(What is asked): Could you copy every line from the material below in which "Love" appears?

-- BEGIN --

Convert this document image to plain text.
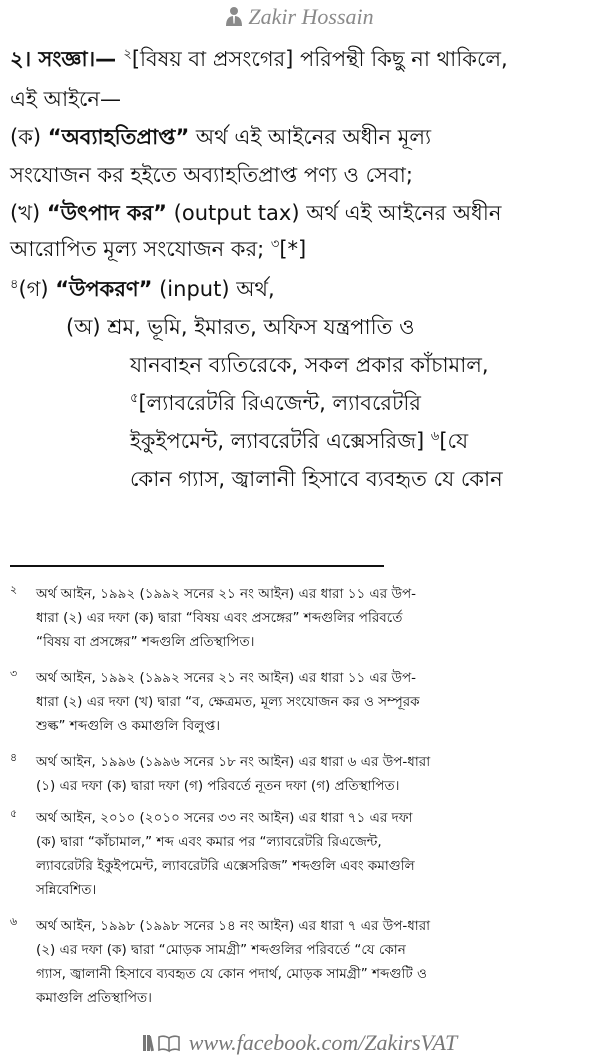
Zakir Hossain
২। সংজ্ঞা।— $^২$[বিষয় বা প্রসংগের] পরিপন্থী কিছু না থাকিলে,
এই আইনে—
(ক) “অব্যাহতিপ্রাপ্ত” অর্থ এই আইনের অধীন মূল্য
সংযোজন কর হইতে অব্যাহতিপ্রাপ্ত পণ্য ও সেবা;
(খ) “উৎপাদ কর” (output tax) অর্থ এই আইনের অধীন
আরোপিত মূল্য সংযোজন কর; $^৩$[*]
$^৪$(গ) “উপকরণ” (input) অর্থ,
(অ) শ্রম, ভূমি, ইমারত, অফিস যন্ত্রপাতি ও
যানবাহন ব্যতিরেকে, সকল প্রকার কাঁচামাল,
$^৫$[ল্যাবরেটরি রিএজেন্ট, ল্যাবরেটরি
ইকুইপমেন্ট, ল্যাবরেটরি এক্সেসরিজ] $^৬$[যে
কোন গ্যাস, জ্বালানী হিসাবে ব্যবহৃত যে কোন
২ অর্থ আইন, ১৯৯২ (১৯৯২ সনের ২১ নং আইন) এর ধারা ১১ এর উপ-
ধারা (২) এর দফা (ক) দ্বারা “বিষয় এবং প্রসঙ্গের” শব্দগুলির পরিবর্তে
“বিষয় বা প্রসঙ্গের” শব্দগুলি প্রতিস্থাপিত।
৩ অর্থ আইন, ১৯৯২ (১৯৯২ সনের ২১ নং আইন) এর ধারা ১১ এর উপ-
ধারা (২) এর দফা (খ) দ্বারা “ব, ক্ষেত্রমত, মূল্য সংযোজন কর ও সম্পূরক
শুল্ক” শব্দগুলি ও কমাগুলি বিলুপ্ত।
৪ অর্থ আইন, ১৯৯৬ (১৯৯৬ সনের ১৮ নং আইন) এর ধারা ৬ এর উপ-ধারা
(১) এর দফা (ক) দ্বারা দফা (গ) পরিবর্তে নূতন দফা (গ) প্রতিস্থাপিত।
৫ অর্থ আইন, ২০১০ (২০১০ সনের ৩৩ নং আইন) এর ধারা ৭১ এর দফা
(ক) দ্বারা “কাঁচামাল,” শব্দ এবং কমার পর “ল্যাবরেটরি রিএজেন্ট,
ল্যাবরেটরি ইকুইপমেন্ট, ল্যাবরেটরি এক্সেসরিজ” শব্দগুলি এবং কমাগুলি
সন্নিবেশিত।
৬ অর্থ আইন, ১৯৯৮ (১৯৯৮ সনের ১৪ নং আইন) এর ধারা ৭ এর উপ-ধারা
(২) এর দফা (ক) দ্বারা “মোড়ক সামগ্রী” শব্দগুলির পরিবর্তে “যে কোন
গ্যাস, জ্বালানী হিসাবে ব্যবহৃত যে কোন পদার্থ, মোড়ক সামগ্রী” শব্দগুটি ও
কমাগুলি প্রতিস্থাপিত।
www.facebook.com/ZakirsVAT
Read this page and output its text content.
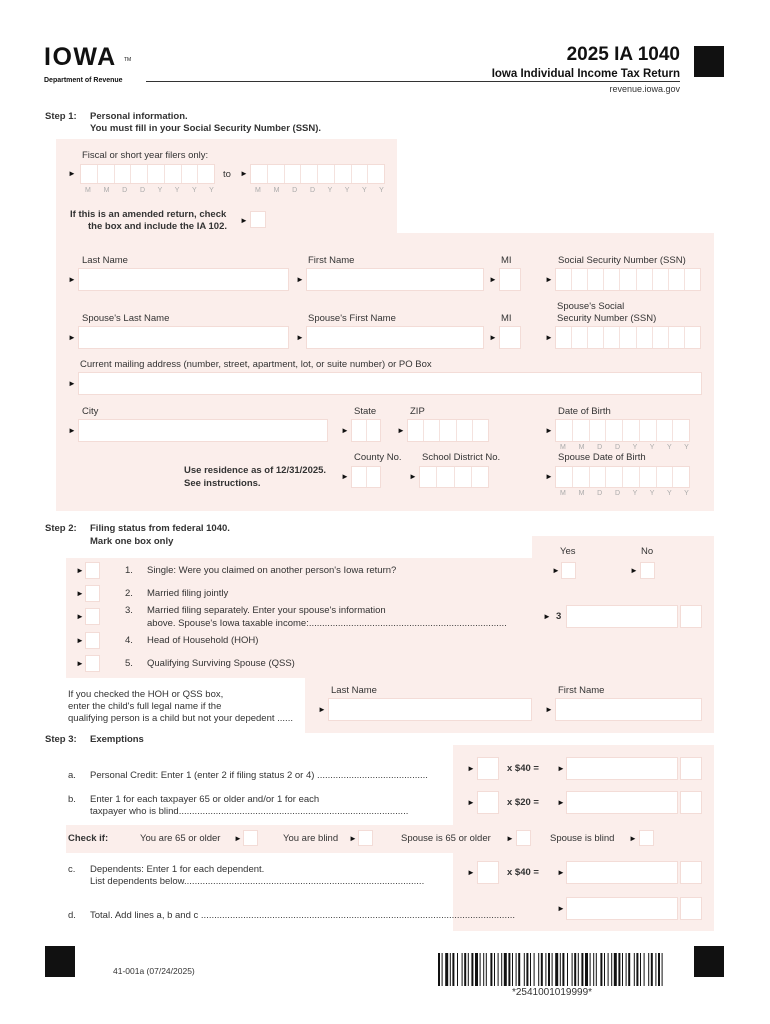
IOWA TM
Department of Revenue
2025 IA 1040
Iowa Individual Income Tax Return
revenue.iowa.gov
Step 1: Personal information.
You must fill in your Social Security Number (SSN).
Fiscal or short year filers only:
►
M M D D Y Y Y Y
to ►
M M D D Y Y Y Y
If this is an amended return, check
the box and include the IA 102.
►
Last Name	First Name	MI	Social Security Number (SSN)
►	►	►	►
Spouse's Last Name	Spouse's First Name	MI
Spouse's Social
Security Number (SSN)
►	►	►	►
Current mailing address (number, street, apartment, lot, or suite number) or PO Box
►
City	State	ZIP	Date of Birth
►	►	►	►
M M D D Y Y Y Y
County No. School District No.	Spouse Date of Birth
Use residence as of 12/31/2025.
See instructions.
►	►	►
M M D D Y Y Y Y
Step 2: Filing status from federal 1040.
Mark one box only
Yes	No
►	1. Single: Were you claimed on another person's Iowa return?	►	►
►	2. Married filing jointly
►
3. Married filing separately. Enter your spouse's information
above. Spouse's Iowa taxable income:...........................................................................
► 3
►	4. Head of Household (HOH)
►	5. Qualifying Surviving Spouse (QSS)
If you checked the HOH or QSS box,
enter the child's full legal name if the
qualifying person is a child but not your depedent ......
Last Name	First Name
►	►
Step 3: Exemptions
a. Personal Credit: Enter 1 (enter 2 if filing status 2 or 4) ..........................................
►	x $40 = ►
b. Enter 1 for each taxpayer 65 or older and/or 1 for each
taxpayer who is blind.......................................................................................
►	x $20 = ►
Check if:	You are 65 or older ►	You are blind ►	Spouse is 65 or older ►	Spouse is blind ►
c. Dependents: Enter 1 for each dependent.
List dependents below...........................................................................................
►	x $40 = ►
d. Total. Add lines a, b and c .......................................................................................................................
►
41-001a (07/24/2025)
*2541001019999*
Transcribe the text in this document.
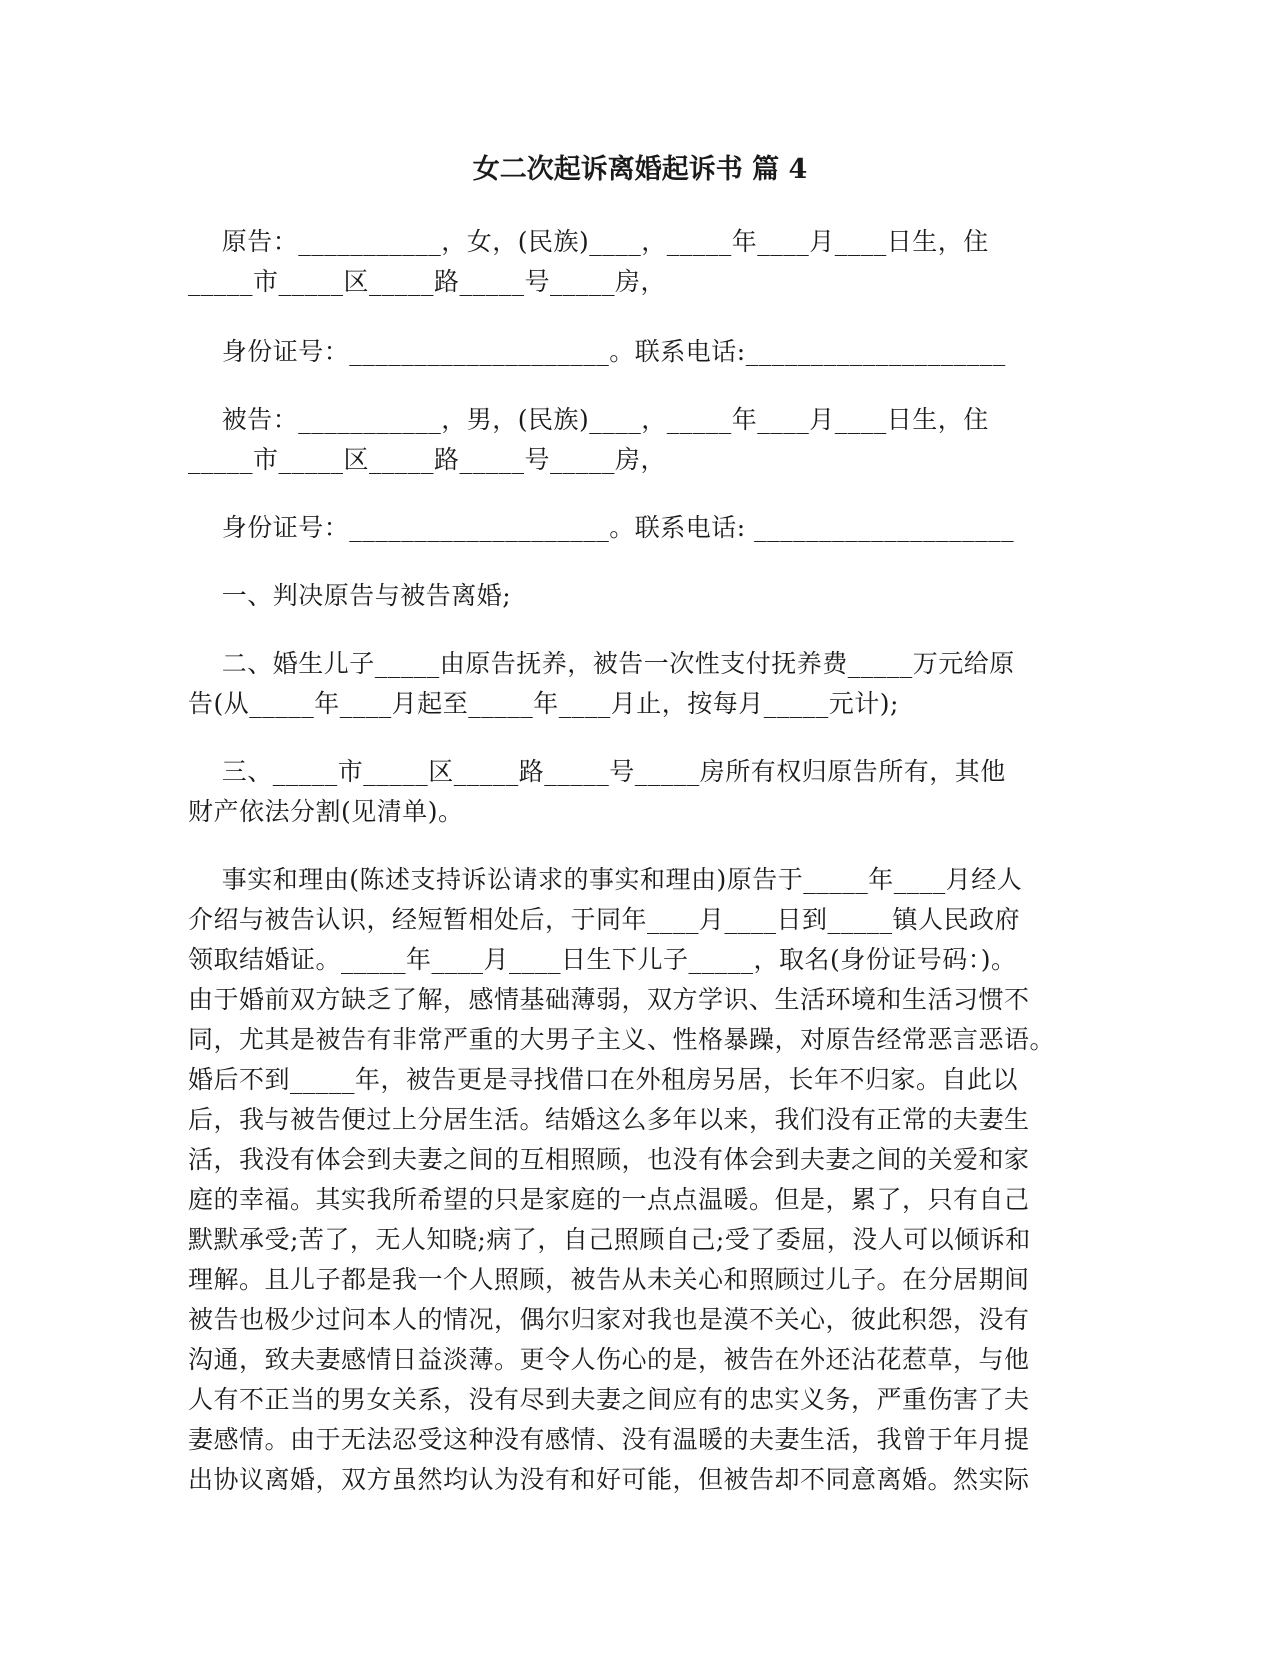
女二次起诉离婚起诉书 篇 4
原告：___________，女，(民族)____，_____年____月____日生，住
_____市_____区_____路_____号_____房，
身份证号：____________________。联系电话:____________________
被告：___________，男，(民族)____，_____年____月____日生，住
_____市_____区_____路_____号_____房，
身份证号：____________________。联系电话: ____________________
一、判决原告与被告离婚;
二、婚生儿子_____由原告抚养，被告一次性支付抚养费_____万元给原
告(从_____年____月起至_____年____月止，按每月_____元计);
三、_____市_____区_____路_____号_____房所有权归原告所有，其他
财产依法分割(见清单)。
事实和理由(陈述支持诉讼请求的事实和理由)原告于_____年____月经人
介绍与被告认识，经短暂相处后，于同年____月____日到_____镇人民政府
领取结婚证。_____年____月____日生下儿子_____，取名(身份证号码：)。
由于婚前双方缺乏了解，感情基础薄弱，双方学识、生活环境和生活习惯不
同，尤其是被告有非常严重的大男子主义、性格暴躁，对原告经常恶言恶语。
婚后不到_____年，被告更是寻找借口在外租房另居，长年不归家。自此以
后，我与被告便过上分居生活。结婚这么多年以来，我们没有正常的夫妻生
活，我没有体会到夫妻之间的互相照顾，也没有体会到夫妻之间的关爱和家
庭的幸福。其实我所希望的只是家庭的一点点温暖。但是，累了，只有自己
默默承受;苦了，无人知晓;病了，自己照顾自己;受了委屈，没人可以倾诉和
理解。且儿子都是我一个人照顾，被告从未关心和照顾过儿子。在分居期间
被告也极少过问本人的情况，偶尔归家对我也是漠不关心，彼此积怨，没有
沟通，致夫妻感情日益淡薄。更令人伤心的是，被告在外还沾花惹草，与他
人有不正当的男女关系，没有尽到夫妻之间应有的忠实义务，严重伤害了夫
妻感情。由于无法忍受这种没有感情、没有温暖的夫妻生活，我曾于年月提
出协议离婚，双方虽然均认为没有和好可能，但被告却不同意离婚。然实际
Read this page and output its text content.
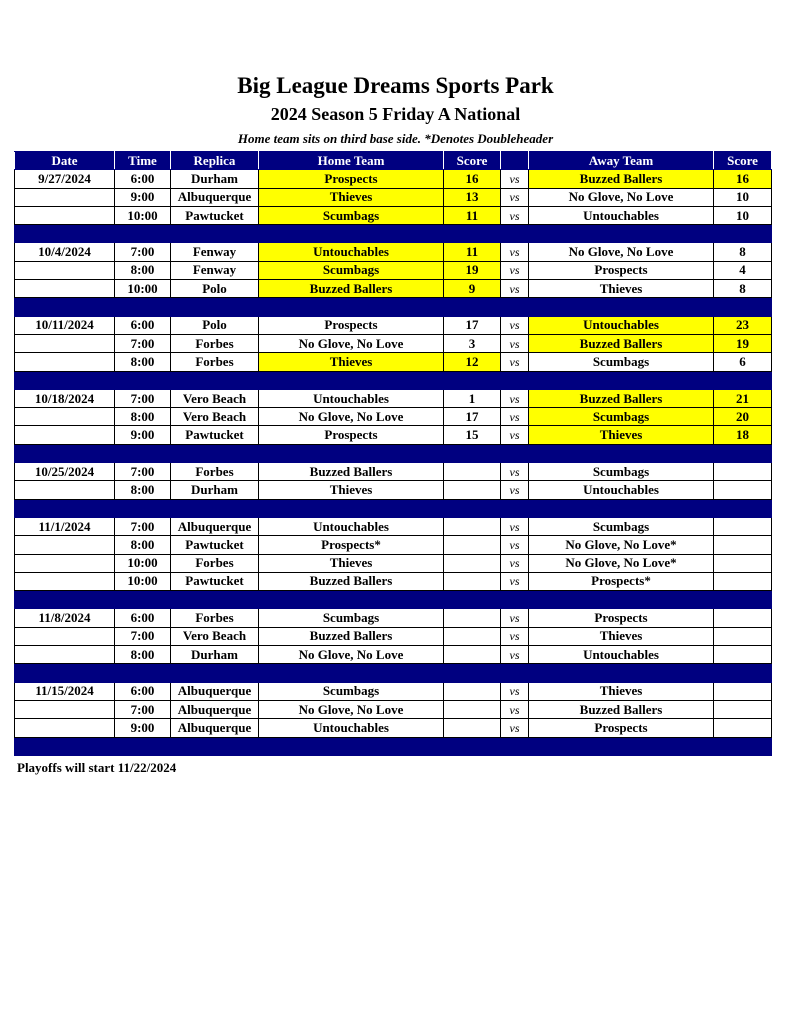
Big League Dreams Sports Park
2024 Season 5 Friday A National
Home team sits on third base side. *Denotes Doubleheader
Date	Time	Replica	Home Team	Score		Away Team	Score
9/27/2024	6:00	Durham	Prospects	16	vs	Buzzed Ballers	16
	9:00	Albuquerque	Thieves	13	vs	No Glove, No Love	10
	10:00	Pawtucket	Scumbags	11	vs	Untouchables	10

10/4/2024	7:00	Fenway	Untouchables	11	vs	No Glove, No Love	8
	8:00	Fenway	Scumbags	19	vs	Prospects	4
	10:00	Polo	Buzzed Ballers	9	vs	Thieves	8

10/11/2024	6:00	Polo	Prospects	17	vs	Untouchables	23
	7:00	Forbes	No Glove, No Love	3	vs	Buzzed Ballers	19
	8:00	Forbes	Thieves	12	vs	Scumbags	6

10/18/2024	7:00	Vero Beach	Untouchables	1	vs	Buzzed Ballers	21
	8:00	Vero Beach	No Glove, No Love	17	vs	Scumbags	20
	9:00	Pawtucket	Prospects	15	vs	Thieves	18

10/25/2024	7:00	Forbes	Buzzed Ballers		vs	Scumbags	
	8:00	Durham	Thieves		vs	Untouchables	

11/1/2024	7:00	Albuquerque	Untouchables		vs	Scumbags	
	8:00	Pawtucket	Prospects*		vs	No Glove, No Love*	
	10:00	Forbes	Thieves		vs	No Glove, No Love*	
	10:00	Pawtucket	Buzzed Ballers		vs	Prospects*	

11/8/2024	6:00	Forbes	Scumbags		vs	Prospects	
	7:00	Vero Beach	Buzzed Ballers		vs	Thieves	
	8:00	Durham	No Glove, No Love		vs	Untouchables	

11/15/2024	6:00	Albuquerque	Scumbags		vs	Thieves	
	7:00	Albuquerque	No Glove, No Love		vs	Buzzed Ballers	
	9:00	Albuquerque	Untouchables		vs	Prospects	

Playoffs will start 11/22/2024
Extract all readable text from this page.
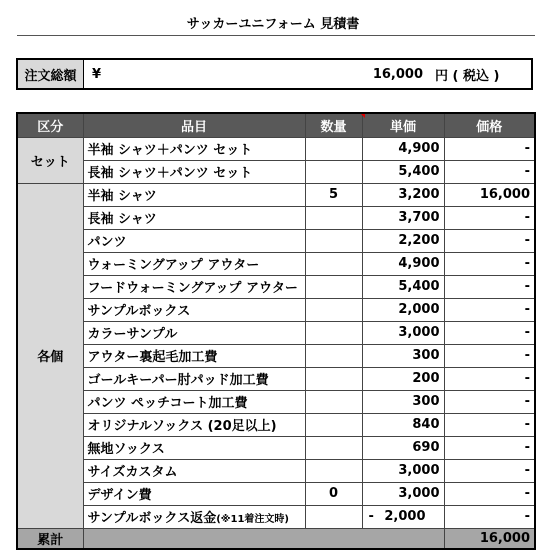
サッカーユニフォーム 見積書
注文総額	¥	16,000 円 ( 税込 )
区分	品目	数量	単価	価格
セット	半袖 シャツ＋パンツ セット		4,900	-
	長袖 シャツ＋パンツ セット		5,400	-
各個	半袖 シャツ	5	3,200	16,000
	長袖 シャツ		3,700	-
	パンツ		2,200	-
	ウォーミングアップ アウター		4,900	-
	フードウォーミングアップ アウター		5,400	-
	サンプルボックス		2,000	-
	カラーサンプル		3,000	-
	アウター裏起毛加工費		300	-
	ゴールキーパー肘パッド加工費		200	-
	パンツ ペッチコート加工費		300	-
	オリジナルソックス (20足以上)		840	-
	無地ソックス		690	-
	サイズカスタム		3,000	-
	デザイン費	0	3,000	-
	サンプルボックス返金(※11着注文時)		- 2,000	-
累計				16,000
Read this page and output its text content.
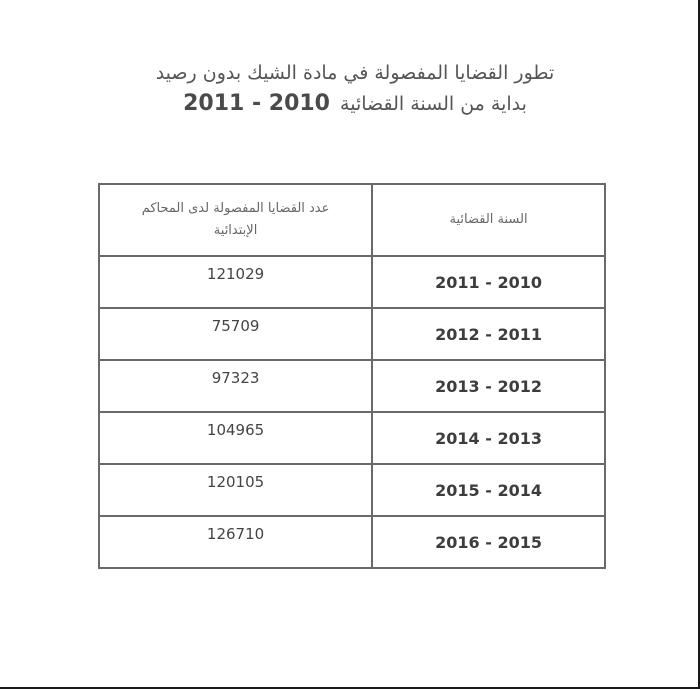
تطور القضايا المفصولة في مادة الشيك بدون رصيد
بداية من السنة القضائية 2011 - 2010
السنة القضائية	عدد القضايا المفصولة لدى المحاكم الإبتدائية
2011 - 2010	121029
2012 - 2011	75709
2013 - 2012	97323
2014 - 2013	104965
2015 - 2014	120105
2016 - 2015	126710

-- END --

(Answer to the exercise):
	9:00	Albuquerque	Thieves	13	vs	No Glove, No Love	10
10/4/2024	7:00	Fenway	Untouchables	11	vs	No Glove, No Love	8
	7:00	Forbes	No Glove, No Love	3	vs	Buzzed Ballers	19
	8:00	Vero Beach	No Glove, No Love	17	vs	Scumbags	20
	8:00	Pawtucket	Prospects*		vs	No Glove, No Love*	
	10:00	Forbes	Thieves		vs	No Glove, No Love*	
	8:00	Durham	No Glove, No Love		vs	Untouchables	
	7:00	Albuquerque	No Glove, No Love		vs	Buzzed Ballers	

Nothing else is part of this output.